[Records shown]:
━━━━
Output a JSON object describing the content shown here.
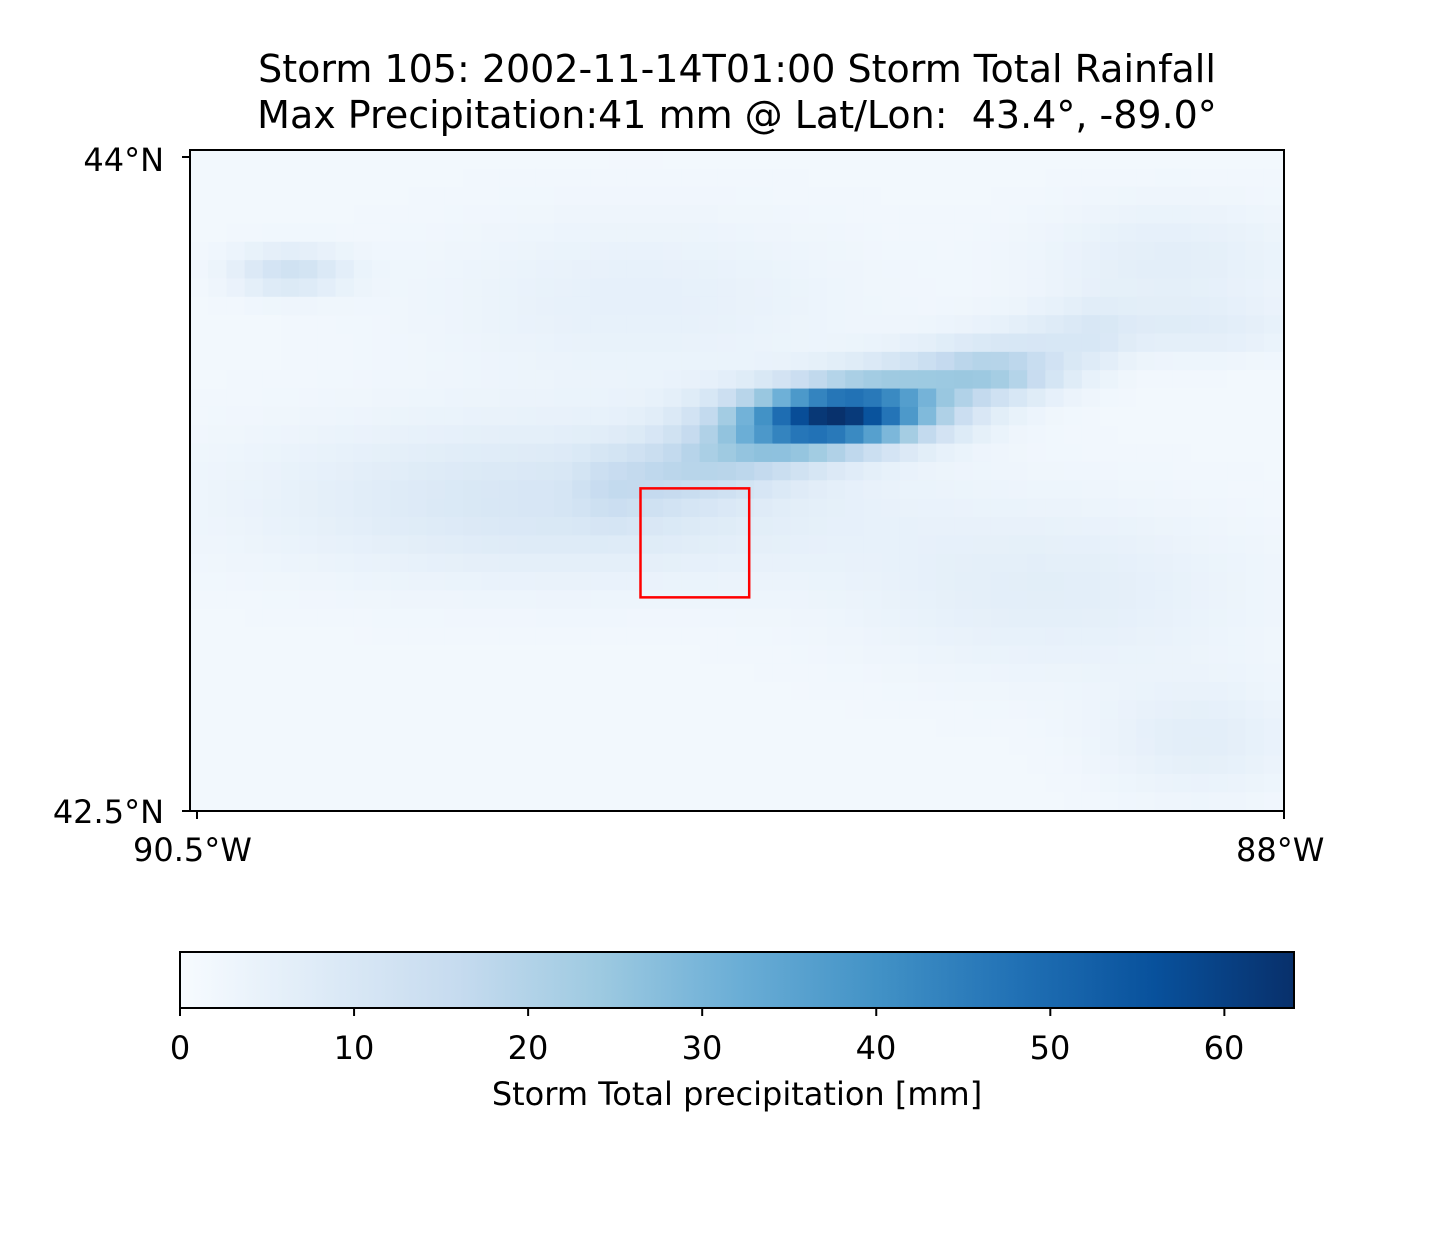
{
  "title": {
    "line1": "Storm 105: 2002-11-14T01:00 Storm Total Rainfall",
    "line2": "Max Precipitation:41 mm @ Lat/Lon:  43.4°, -89.0°"
  },
  "axes": {
    "y_top_label": "44°N",
    "y_bottom_label": "42.5°N",
    "x_left_label": "90.5°W",
    "x_right_label": "88°W"
  },
  "colorbar": {
    "label": "Storm Total precipitation [mm]",
    "ticks": [
      "0",
      "10",
      "20",
      "30",
      "40",
      "50",
      "60"
    ],
    "min": 0,
    "max": 64,
    "colormap": "Blues",
    "stops": [
      "#f7fbff",
      "#deebf7",
      "#c6dbef",
      "#9ecae1",
      "#6baed6",
      "#4292c6",
      "#2171b5",
      "#08519c",
      "#08306b"
    ]
  },
  "map": {
    "lat_range": [
      42.5,
      44.0
    ],
    "lon_range": [
      -90.5,
      -88.0
    ],
    "box_color": "#ff0000",
    "box": {
      "lon_min": -89.48,
      "lon_max": -89.23,
      "lat_min": 42.99,
      "lat_max": 43.24
    },
    "max_point": {
      "lat": 43.4,
      "lon": -89.0,
      "value_mm": 41
    }
  }
}
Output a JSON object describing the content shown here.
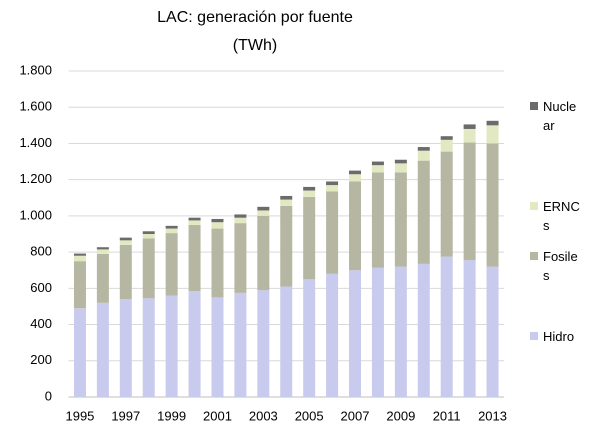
{
  "chart_data": {
    "type": "stacked_bar",
    "title": "LAC: generación por fuente (TWh)",
    "categories": [
      "1995",
      null,
      "1997",
      null,
      "1999",
      null,
      "2001",
      null,
      "2003",
      null,
      "2005",
      null,
      "2007",
      null,
      "2009",
      null,
      "2011",
      null,
      "2013"
    ],
    "series": [
      {
        "name": "Hidro",
        "color": "#c8caee",
        "values": [
          490,
          520,
          540,
          545,
          560,
          585,
          550,
          575,
          590,
          610,
          650,
          680,
          700,
          715,
          720,
          735,
          775,
          755,
          720
        ]
      },
      {
        "name": "Fosiles",
        "color": "#b6b7a2",
        "values": [
          260,
          270,
          300,
          330,
          345,
          365,
          380,
          385,
          410,
          445,
          455,
          455,
          490,
          525,
          520,
          570,
          580,
          650,
          680
        ]
      },
      {
        "name": "ERNCs",
        "color": "#e2e9c2",
        "values": [
          30,
          25,
          25,
          25,
          25,
          25,
          35,
          30,
          30,
          35,
          35,
          35,
          40,
          40,
          50,
          55,
          65,
          75,
          100
        ]
      },
      {
        "name": "Nuclear",
        "color": "#6b6b6b",
        "values": [
          12,
          12,
          15,
          15,
          15,
          15,
          18,
          18,
          20,
          20,
          20,
          20,
          20,
          20,
          20,
          20,
          20,
          25,
          25
        ]
      }
    ],
    "ylim": [
      0,
      1800
    ],
    "yticks": [
      0,
      200,
      400,
      600,
      800,
      {
        "value": 1000,
        "label": "1.000"
      },
      {
        "value": 1200,
        "label": "1.200"
      },
      {
        "value": 1400,
        "label": "1.400"
      },
      {
        "value": 1600,
        "label": "1.600"
      },
      {
        "value": 1800,
        "label": "1.800"
      }
    ],
    "grid": true
  }
}
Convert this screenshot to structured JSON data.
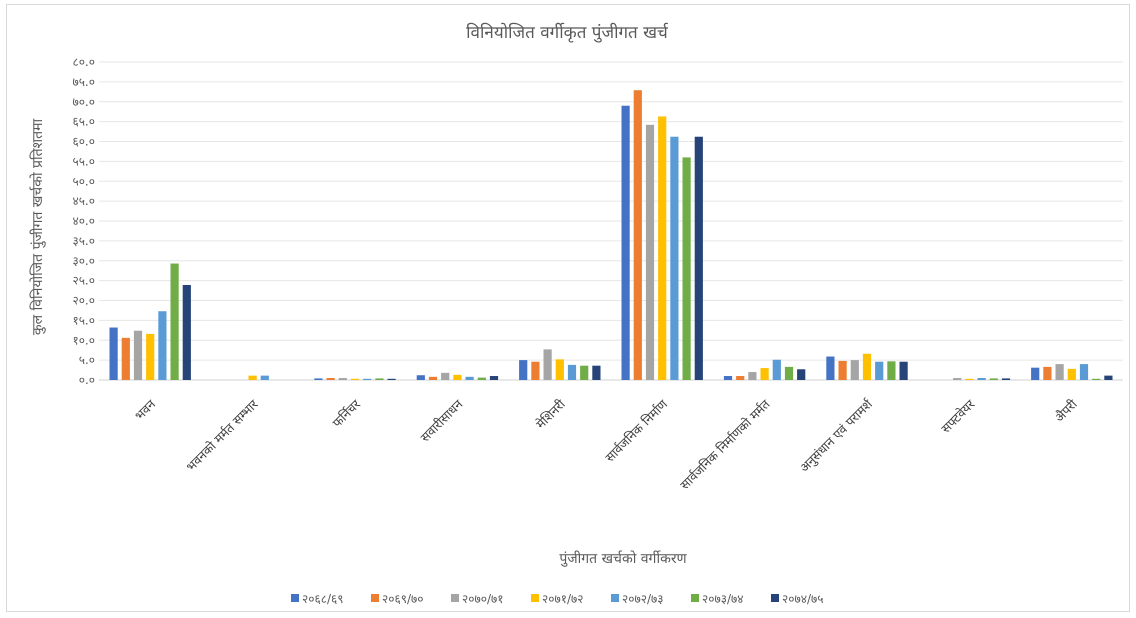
{
  "chart_data": {
    "type": "bar",
    "title": "विनियोजित वर्गीकृत पुंजीगत खर्च",
    "xlabel": "पुंजीगत खर्चको वर्गीकरण",
    "ylabel": "कुल विनियोजित पुंजीगत खर्चको प्रतिशतमा",
    "ylim": [
      0,
      80
    ],
    "yticks": [
      "०.०",
      "५.०",
      "१०.०",
      "१५.०",
      "२०.०",
      "२५.०",
      "३०.०",
      "३५.०",
      "४०.०",
      "४५.०",
      "५०.०",
      "५५.०",
      "६०.०",
      "६५.०",
      "७०.०",
      "७५.०",
      "८०.०"
    ],
    "grid": true,
    "legend_position": "bottom",
    "categories": [
      "भवन",
      "भवनको मर्मत सम्भार",
      "फर्निचर",
      "सवारीसाधन",
      "मेशिनरी",
      "सार्वजनिक निर्माण",
      "सार्वजनिक निर्माणको मर्मत",
      "अनुसंधान एवं परामर्श",
      "सफ्टवेयर",
      "अैपरी"
    ],
    "series": [
      {
        "name": "२०६८/६९",
        "color": "#4472C4",
        "values": [
          13.2,
          0.0,
          0.4,
          1.2,
          5.0,
          69.0,
          1.0,
          5.9,
          0.0,
          3.1
        ]
      },
      {
        "name": "२०६९/७०",
        "color": "#ED7D31",
        "values": [
          10.6,
          0.0,
          0.5,
          0.8,
          4.6,
          72.9,
          1.0,
          4.8,
          0.0,
          3.3
        ]
      },
      {
        "name": "२०७०/७१",
        "color": "#A5A5A5",
        "values": [
          12.4,
          0.0,
          0.5,
          1.8,
          7.7,
          64.2,
          2.0,
          5.0,
          0.5,
          4.0
        ]
      },
      {
        "name": "२०७१/७२",
        "color": "#FFC000",
        "values": [
          11.6,
          1.1,
          0.3,
          1.3,
          5.2,
          66.3,
          3.0,
          6.6,
          0.3,
          2.8
        ]
      },
      {
        "name": "२०७२/७३",
        "color": "#5B9BD5",
        "values": [
          17.3,
          1.1,
          0.3,
          0.8,
          3.8,
          61.2,
          5.1,
          4.6,
          0.5,
          4.0
        ]
      },
      {
        "name": "२०७३/७४",
        "color": "#70AD47",
        "values": [
          29.3,
          0.0,
          0.4,
          0.6,
          3.6,
          56.0,
          3.3,
          4.7,
          0.4,
          0.3
        ]
      },
      {
        "name": "२०७४/७५",
        "color": "#264478",
        "values": [
          23.9,
          0.0,
          0.3,
          1.0,
          3.6,
          61.2,
          2.7,
          4.6,
          0.4,
          1.1
        ]
      }
    ]
  }
}
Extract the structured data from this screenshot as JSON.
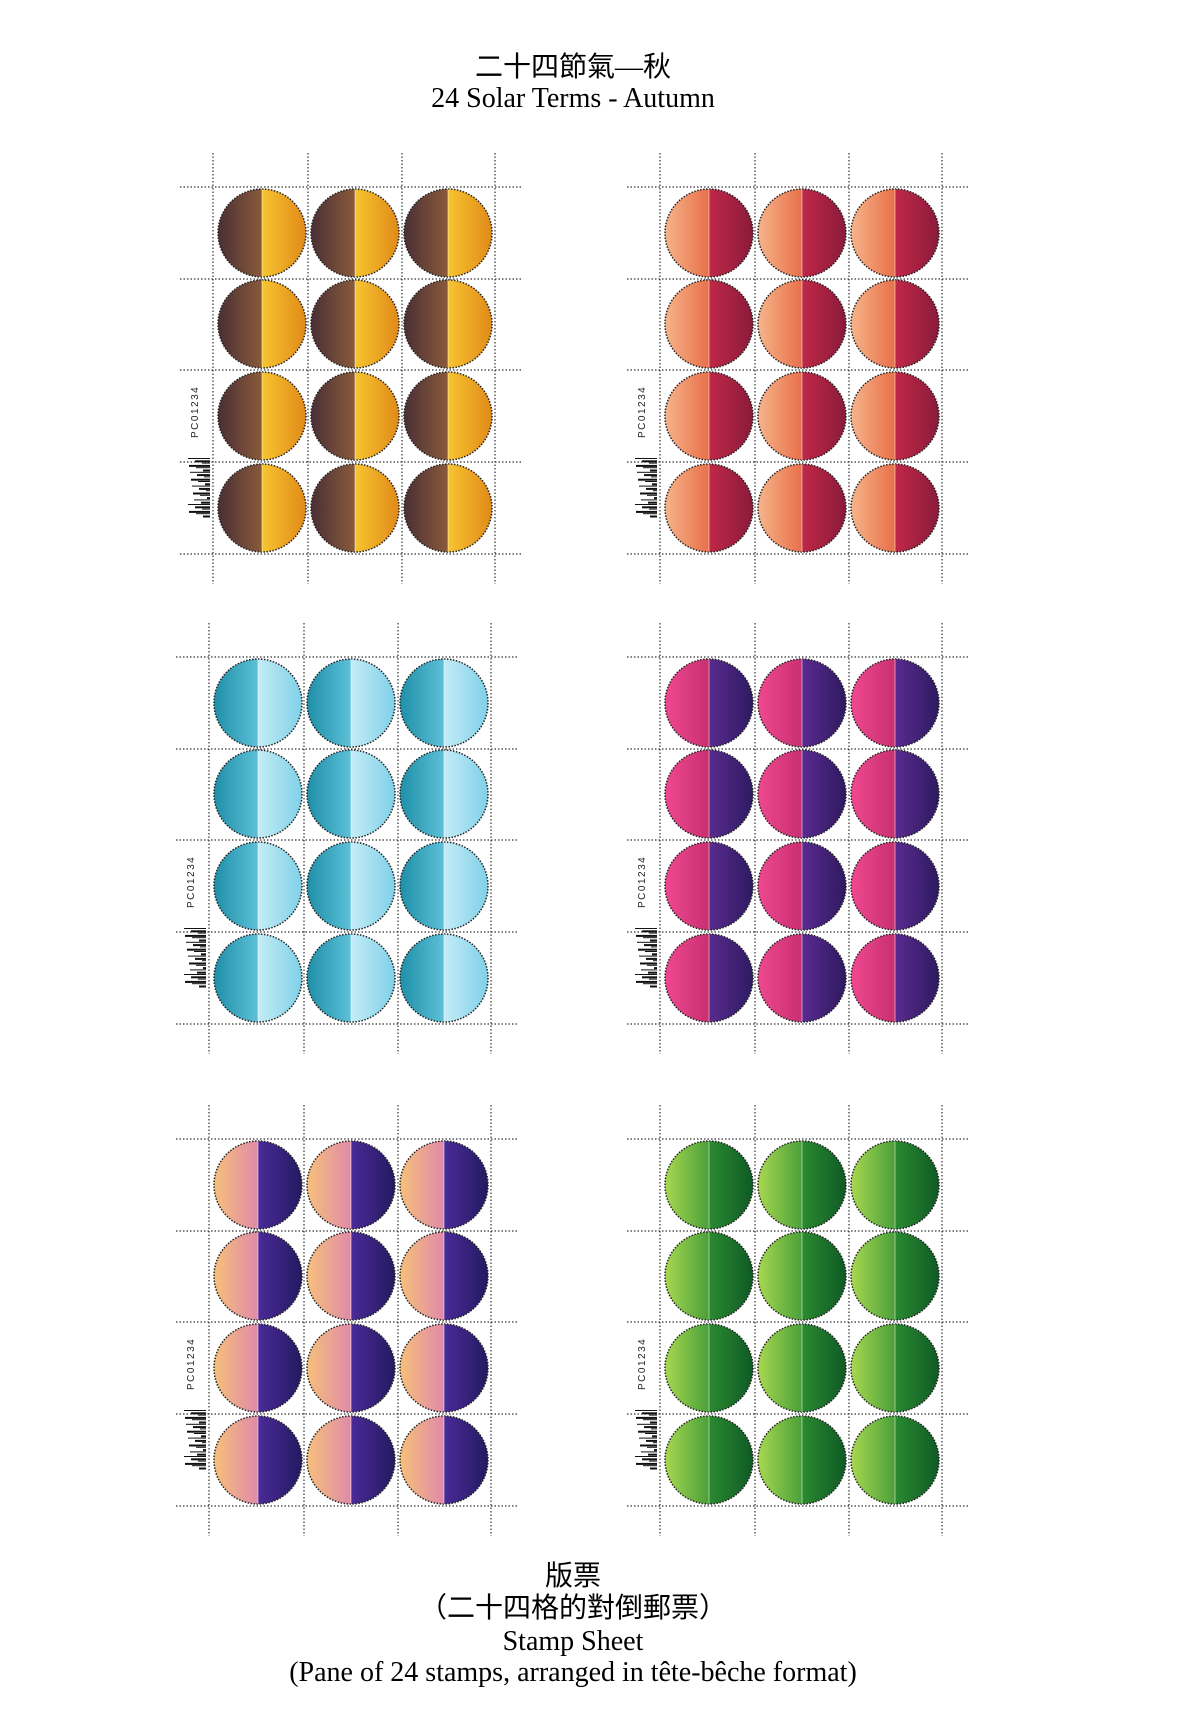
{
  "header": {
    "title_zh": "二十四節氣—秋",
    "title_en": "24 Solar Terms - Autumn"
  },
  "sheets": [
    {
      "serial": "PC01234"
    },
    {
      "serial": "PC01234"
    },
    {
      "serial": "PC01234"
    },
    {
      "serial": "PC01234"
    },
    {
      "serial": "PC01234"
    },
    {
      "serial": "PC01234"
    }
  ],
  "caption": {
    "line1": "版票",
    "line2": "（二十四格的對倒郵票）",
    "line3": "Stamp Sheet",
    "line4": "(Pane of 24 stamps, arranged in tête-bêche format)"
  }
}
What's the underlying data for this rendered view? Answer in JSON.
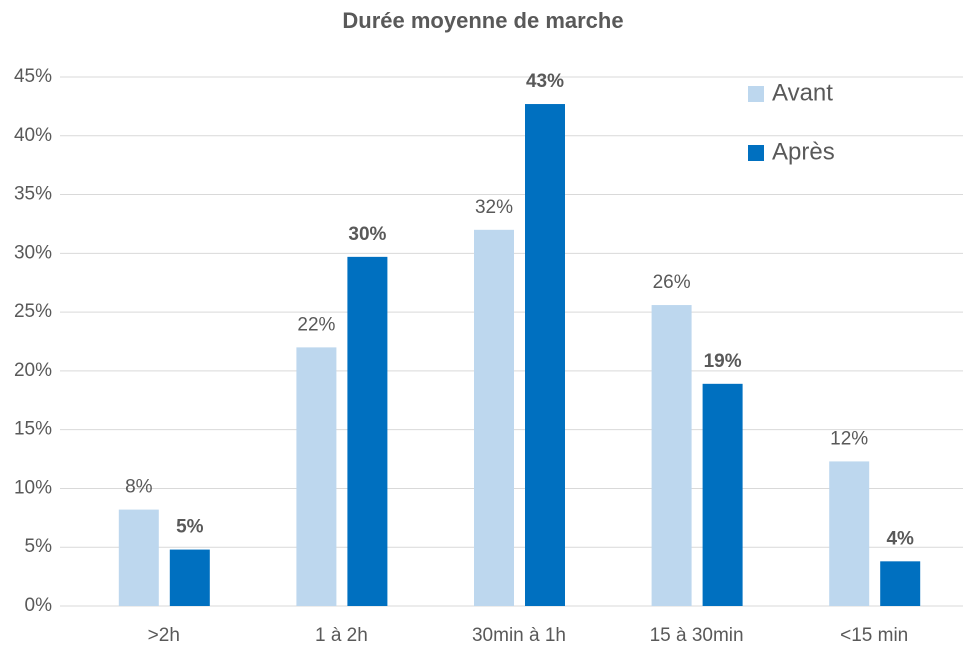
{
  "chart_data": {
    "type": "bar",
    "title": "Durée moyenne de marche",
    "categories": [
      ">2h",
      "1 à 2h",
      "30min à 1h",
      "15 à 30min",
      "<15 min"
    ],
    "series": [
      {
        "name": "Avant",
        "color": "#bdd7ee",
        "values": [
          8.2,
          22,
          32,
          25.6,
          12.3
        ],
        "value_labels": [
          "8%",
          "22%",
          "32%",
          "26%",
          "12%"
        ]
      },
      {
        "name": "Après",
        "color": "#0070c0",
        "values": [
          4.8,
          29.7,
          42.7,
          18.9,
          3.8
        ],
        "value_labels": [
          "5%",
          "30%",
          "43%",
          "19%",
          "4%"
        ]
      }
    ],
    "ylim": [
      0,
      45
    ],
    "yticks": [
      {
        "value": 0,
        "label": "0%"
      },
      {
        "value": 5,
        "label": "5%"
      },
      {
        "value": 10,
        "label": "10%"
      },
      {
        "value": 15,
        "label": "15%"
      },
      {
        "value": 20,
        "label": "20%"
      },
      {
        "value": 25,
        "label": "25%"
      },
      {
        "value": 30,
        "label": "30%"
      },
      {
        "value": 35,
        "label": "35%"
      },
      {
        "value": 40,
        "label": "40%"
      },
      {
        "value": 45,
        "label": "45%"
      }
    ],
    "grid": true,
    "legend": "top-right"
  }
}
━━━━
[What you will do]:
Return only the number of lines in the entries that contain the string "this".

[Output of the exercise]:
3